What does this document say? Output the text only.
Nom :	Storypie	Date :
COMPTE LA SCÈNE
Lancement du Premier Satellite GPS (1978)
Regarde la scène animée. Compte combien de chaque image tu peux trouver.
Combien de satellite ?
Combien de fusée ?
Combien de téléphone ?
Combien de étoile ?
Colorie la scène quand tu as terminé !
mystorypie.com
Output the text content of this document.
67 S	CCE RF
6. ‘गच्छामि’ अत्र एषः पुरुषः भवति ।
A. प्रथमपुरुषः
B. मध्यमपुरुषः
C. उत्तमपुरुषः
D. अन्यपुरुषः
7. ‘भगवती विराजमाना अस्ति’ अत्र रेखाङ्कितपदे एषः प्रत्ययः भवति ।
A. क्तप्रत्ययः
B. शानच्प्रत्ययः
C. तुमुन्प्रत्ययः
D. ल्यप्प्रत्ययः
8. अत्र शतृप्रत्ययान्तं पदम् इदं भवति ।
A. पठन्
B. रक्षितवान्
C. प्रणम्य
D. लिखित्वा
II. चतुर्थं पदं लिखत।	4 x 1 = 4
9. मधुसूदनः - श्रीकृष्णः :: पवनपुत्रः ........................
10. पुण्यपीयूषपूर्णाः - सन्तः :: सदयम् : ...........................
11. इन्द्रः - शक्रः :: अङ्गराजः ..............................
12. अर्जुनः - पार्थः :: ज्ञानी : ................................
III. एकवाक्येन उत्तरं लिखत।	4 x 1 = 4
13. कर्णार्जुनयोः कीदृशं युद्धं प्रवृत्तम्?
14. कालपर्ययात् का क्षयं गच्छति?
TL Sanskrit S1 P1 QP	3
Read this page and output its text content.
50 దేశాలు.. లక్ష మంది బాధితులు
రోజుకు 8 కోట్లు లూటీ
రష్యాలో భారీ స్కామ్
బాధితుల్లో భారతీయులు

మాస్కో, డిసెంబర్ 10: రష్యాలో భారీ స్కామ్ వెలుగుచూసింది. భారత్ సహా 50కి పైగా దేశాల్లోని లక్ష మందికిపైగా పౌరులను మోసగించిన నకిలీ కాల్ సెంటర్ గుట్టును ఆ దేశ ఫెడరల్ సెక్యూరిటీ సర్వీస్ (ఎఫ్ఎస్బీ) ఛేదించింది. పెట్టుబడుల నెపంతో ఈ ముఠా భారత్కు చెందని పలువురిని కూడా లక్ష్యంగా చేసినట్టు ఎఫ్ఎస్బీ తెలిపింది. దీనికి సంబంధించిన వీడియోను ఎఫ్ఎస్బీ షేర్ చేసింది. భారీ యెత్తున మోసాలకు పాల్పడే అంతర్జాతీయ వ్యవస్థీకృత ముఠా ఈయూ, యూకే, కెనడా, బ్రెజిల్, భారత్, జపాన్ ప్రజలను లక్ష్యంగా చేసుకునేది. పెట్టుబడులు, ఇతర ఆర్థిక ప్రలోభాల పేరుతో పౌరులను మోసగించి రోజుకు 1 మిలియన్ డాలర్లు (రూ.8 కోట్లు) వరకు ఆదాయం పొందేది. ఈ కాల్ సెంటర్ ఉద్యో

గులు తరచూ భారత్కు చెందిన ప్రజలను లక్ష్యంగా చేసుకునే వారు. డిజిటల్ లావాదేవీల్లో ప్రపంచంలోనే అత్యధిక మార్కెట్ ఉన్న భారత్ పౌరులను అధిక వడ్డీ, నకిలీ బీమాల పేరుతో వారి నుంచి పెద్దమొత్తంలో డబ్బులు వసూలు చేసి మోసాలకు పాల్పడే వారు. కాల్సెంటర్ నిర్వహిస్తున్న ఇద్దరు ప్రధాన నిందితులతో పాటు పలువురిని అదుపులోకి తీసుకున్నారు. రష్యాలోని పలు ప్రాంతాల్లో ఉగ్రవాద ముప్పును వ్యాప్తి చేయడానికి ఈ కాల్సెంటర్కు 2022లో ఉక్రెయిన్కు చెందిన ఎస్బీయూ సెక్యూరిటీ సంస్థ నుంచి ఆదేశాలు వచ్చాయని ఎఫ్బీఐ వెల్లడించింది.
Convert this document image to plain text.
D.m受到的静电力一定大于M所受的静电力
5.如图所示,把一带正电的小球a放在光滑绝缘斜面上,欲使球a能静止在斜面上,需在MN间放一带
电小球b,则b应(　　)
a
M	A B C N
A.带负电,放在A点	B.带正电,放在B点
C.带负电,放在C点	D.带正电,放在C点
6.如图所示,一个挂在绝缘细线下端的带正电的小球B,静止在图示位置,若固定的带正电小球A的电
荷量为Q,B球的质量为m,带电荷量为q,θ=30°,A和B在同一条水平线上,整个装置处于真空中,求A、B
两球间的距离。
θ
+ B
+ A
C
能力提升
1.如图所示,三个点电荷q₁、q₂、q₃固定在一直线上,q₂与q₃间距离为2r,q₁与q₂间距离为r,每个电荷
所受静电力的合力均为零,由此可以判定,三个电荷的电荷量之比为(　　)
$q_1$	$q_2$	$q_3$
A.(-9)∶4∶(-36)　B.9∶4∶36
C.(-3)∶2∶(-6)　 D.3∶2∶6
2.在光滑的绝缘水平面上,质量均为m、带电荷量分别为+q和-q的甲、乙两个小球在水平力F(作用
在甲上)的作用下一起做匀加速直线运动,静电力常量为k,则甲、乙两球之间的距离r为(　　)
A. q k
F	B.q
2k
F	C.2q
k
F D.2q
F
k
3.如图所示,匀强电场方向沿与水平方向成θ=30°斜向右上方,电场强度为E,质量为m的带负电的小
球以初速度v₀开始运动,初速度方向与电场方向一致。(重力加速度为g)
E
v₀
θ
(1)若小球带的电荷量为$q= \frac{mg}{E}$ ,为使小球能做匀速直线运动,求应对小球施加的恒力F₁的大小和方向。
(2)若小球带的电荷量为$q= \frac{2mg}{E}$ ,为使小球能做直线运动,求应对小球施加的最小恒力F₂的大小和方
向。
+ + + + +
Return every record, word for word.

> **Task solution**
What does this document say? Output the text only.
Nom :	Storypie	Date :
COMPTE LA SCÈNE
Lancement du Premier Satellite GPS (1978)
Regarde la scène animée. Compte combien de chaque image tu peux trouver.
Combien de satellite ?
Combien de fusée ?
Combien de téléphone ?
Combien de étoile ?
Colorie la scène quand tu as terminé !
mystorypie.com
Output the text content of this document.
67 S	CCE RF
6. ‘गच्छामि’ अत्र एषः पुरुषः भवति ।
A. प्रथमपुरुषः
B. मध्यमपुरुषः
C. उत्तमपुरुषः
D. अन्यपुरुषः
7. ‘भगवती विराजमाना अस्ति’ अत्र रेखाङ्कितपदे एषः प्रत्ययः भवति ।
A. क्तप्रत्ययः
B. शानच्प्रत्ययः
C. तुमुन्प्रत्ययः
D. ल्यप्प्रत्ययः
8. अत्र शतृप्रत्ययान्तं पदम् इदं भवति ।
A. पठन्
B. रक्षितवान्
C. प्रणम्य
D. लिखित्वा
II. चतुर्थं पदं लिखत।	4 x 1 = 4
9. मधुसूदनः - श्रीकृष्णः :: पवनपुत्रः ........................
10. पुण्यपीयूषपूर्णाः - सन्तः :: सदयम् : ...........................
11. इन्द्रः - शक्रः :: अङ्गराजः ..............................
12. अर्जुनः - पार्थः :: ज्ञानी : ................................
III. एकवाक्येन उत्तरं लिखत।	4 x 1 = 4
13. कर्णार्जुनयोः कीदृशं युद्धं प्रवृत्तम्?
14. कालपर्ययात् का क्षयं गच्छति?
TL Sanskrit S1 P1 QP	3
Read this page and output its text content.
50 దేశాలు.. లక్ష మంది బాధితులు
రోజుకు 8 కోట్లు లూటీ
రష్యాలో భారీ స్కామ్
బాధితుల్లో భారతీయులు

మాస్కో, డిసెంబర్ 10: రష్యాలో భారీ స్కామ్ వెలుగుచూసింది. భారత్ సహా 50కి పైగా దేశాల్లోని లక్ష మందికిపైగా పౌరులను మోసగించిన నకిలీ కాల్ సెంటర్ గుట్టును ఆ దేశ ఫెడరల్ సెక్యూరిటీ సర్వీస్ (ఎఫ్ఎస్బీ) ఛేదించింది. పెట్టుబడుల నెపంతో ఈ ముఠా భారత్కు చెందని పలువురిని కూడా లక్ష్యంగా చేసినట్టు ఎఫ్ఎస్బీ తెలిపింది. దీనికి సంబంధించిన వీడియోను ఎఫ్ఎస్బీ షేర్ చేసింది. భారీ యెత్తున మోసాలకు పాల్పడే అంతర్జాతీయ వ్యవస్థీకృత ముఠా ఈయూ, యూకే, కెనడా, బ్రెజిల్, భారత్, జపాన్ ప్రజలను లక్ష్యంగా చేసుకునేది. పెట్టుబడులు, ఇతర ఆర్థిక ప్రలోభాల పేరుతో పౌరులను మోసగించి రోజుకు 1 మిలియన్ డాలర్లు (రూ.8 కోట్లు) వరకు ఆదాయం పొందేది. ఈ కాల్ సెంటర్ ఉద్యో

గులు తరచూ భారత్కు చెందిన ప్రజలను లక్ష్యంగా చేసుకునే వారు. డిజిటల్ లావాదేవీల్లో ప్రపంచంలోనే అత్యధిక మార్కెట్ ఉన్న భారత్ పౌరులను అధిక వడ్డీ, నకిలీ బీమాల పేరుతో వారి నుంచి పెద్దమొత్తంలో డబ్బులు వసూలు చేసి మోసాలకు పాల్పడే వారు. కాల్సెంటర్ నిర్వహిస్తున్న ఇద్దరు ప్రధాన నిందితులతో పాటు పలువురిని అదుపులోకి తీసుకున్నారు. రష్యాలోని పలు ప్రాంతాల్లో ఉగ్రవాద ముప్పును వ్యాప్తి చేయడానికి ఈ కాల్సెంటర్కు 2022లో ఉక్రెయిన్కు చెందిన ఎస్బీయూ సెక్యూరిటీ సంస్థ నుంచి ఆదేశాలు వచ్చాయని ఎఫ్బీఐ వెల్లడించింది.
Convert this document image to plain text.
D.m受到的静电力一定大于M所受的静电力
5.如图所示,把一带正电的小球a放在光滑绝缘斜面上,欲使球a能静止在斜面上,需在MN间放一带
电小球b,则b应(　　)
a
M	A B C N
A.带负电,放在A点	B.带正电,放在B点
C.带负电,放在C点	D.带正电,放在C点
6.如图所示,一个挂在绝缘细线下端的带正电的小球B,静止在图示位置,若固定的带正电小球A的电
荷量为Q,B球的质量为m,带电荷量为q,θ=30°,A和B在同一条水平线上,整个装置处于真空中,求A、B
两球间的距离。
θ
+ B
+ A
C
能力提升
1.如图所示,三个点电荷q₁、q₂、q₃固定在一直线上,q₂与q₃间距离为2r,q₁与q₂间距离为r,每个电荷
所受静电力的合力均为零,由此可以判定,三个电荷的电荷量之比为(　　)
$q_1$	$q_2$	$q_3$
A.(-9)∶4∶(-36)　B.9∶4∶36
C.(-3)∶2∶(-6)　 D.3∶2∶6
2.在光滑的绝缘水平面上,质量均为m、带电荷量分别为+q和-q的甲、乙两个小球在水平力F(作用
在甲上)的作用下一起做匀加速直线运动,静电力常量为k,则甲、乙两球之间的距离r为(　　)
A. q k
F	B.q
2k
F	C.2q
k
F D.2q
F
k
3.如图所示,匀强电场方向沿与水平方向成θ=30°斜向右上方,电场强度为E,质量为m的带负电的小
球以初速度v₀开始运动,初速度方向与电场方向一致。(重力加速度为g)
E
v₀
θ
(1)若小球带的电荷量为$q= \frac{mg}{E}$ ,为使小球能做匀速直线运动,求应对小球施加的恒力F₁的大小和方向。
(2)若小球带的电荷量为$q= \frac{2mg}{E}$ ,为使小球能做直线运动,求应对小球施加的最小恒力F₂的大小和方
向。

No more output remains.